* Written problem *
Select the lines that hold the word "pipeline" and copy each one.
* * *
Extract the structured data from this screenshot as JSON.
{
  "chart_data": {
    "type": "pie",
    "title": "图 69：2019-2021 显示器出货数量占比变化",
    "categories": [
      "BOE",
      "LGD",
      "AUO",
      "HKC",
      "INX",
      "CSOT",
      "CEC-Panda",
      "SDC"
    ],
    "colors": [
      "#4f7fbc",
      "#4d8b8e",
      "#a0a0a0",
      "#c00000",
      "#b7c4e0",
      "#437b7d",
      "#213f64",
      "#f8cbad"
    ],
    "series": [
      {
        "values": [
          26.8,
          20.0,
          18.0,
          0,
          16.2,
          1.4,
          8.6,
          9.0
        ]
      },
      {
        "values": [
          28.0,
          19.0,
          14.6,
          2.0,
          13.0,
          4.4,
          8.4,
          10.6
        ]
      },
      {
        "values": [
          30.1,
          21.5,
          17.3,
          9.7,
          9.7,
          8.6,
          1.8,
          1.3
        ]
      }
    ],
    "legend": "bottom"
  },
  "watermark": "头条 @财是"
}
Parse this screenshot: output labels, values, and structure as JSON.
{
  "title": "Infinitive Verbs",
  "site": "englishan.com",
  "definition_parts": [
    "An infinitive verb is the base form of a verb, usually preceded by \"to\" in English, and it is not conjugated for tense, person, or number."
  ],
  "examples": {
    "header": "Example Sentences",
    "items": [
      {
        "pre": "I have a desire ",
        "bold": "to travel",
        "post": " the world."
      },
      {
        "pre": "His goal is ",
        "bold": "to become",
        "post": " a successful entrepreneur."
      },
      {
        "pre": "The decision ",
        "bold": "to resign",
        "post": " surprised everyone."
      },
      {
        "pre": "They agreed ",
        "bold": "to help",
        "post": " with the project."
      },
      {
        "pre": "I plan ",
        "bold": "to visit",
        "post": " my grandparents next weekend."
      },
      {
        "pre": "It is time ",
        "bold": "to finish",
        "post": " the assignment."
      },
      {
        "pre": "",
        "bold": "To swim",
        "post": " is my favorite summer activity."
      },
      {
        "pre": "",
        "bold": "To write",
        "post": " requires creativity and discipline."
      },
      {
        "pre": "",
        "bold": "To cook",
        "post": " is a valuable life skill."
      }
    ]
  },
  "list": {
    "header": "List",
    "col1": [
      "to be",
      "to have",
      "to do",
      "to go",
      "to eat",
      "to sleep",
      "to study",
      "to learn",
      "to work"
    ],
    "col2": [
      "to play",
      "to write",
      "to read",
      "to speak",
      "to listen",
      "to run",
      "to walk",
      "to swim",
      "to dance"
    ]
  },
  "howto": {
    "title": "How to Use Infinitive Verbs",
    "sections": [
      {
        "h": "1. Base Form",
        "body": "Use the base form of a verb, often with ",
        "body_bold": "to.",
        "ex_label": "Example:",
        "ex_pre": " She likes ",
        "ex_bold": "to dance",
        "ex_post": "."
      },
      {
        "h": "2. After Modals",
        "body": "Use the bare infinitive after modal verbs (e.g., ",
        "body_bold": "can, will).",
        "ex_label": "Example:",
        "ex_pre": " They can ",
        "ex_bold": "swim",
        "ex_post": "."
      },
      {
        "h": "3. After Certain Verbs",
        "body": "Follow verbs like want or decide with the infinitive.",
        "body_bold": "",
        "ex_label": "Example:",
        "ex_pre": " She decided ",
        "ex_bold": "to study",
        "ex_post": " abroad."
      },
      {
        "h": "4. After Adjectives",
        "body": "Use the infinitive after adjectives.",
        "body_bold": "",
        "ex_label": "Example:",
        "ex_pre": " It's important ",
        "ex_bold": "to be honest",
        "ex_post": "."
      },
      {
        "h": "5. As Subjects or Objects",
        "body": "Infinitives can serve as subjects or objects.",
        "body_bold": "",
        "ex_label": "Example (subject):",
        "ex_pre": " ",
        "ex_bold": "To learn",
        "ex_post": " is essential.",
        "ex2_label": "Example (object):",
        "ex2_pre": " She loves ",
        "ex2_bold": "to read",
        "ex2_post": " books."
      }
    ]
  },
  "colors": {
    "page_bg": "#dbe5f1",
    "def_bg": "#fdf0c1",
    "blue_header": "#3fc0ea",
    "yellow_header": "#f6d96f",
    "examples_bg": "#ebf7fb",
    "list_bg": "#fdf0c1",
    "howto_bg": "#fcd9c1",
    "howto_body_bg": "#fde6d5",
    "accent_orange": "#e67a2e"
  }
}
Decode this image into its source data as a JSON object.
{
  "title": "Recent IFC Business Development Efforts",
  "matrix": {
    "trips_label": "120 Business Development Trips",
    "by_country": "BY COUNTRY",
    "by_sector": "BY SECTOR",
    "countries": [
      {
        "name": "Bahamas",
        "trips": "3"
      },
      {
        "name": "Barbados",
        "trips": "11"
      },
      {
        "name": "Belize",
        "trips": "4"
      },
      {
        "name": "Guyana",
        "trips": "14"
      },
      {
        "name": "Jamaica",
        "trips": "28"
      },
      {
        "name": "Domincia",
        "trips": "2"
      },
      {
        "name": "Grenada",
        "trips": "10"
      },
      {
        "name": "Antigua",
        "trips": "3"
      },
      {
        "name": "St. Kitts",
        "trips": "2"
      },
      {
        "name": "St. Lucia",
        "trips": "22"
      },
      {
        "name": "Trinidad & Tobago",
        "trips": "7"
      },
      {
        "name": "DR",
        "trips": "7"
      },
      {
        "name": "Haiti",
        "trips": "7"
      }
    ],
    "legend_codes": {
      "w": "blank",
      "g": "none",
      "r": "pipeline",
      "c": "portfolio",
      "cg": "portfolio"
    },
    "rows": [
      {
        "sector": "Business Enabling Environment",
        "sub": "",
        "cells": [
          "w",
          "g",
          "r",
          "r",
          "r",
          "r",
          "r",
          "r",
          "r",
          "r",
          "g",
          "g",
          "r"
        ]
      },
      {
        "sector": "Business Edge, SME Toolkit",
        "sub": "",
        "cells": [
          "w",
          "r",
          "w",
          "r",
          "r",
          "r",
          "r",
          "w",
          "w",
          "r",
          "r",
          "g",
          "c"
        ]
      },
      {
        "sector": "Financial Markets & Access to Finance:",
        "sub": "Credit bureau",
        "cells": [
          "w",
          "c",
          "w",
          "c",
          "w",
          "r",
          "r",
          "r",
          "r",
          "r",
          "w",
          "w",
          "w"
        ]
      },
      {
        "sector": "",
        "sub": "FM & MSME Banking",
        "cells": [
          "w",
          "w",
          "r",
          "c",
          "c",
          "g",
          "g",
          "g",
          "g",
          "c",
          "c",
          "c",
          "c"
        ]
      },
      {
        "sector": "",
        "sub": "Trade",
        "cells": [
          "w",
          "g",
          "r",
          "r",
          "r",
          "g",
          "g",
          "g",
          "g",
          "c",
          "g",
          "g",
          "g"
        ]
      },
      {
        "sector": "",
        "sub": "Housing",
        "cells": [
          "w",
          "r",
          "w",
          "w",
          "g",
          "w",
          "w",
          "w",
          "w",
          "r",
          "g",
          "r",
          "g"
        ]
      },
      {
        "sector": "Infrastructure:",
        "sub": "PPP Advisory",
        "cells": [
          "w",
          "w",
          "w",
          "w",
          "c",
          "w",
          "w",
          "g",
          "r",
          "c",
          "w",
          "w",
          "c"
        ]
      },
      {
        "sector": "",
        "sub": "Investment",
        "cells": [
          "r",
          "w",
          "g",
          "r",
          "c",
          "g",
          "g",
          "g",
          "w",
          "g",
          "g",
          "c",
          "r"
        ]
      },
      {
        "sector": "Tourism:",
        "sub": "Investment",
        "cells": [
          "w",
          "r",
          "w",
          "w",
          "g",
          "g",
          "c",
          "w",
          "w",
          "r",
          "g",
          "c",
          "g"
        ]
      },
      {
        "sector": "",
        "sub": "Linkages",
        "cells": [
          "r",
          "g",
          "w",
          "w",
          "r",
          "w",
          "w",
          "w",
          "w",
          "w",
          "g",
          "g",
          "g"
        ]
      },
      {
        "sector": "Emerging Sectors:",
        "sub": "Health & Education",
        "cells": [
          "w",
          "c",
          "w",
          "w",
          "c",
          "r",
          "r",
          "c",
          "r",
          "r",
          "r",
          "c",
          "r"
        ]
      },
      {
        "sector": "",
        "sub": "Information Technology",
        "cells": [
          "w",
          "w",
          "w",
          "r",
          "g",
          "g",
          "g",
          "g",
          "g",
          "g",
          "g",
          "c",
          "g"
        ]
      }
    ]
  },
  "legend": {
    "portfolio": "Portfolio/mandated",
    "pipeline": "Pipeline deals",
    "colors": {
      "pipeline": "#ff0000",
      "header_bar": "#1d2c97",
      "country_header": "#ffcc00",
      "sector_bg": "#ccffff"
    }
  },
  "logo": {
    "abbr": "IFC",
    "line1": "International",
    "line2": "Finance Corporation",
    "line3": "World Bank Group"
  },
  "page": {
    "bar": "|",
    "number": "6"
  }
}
* * *
* Response to the exercise *
      "r": "pipeline",
    "pipeline": "Pipeline deals",
      "pipeline": "#ff0000",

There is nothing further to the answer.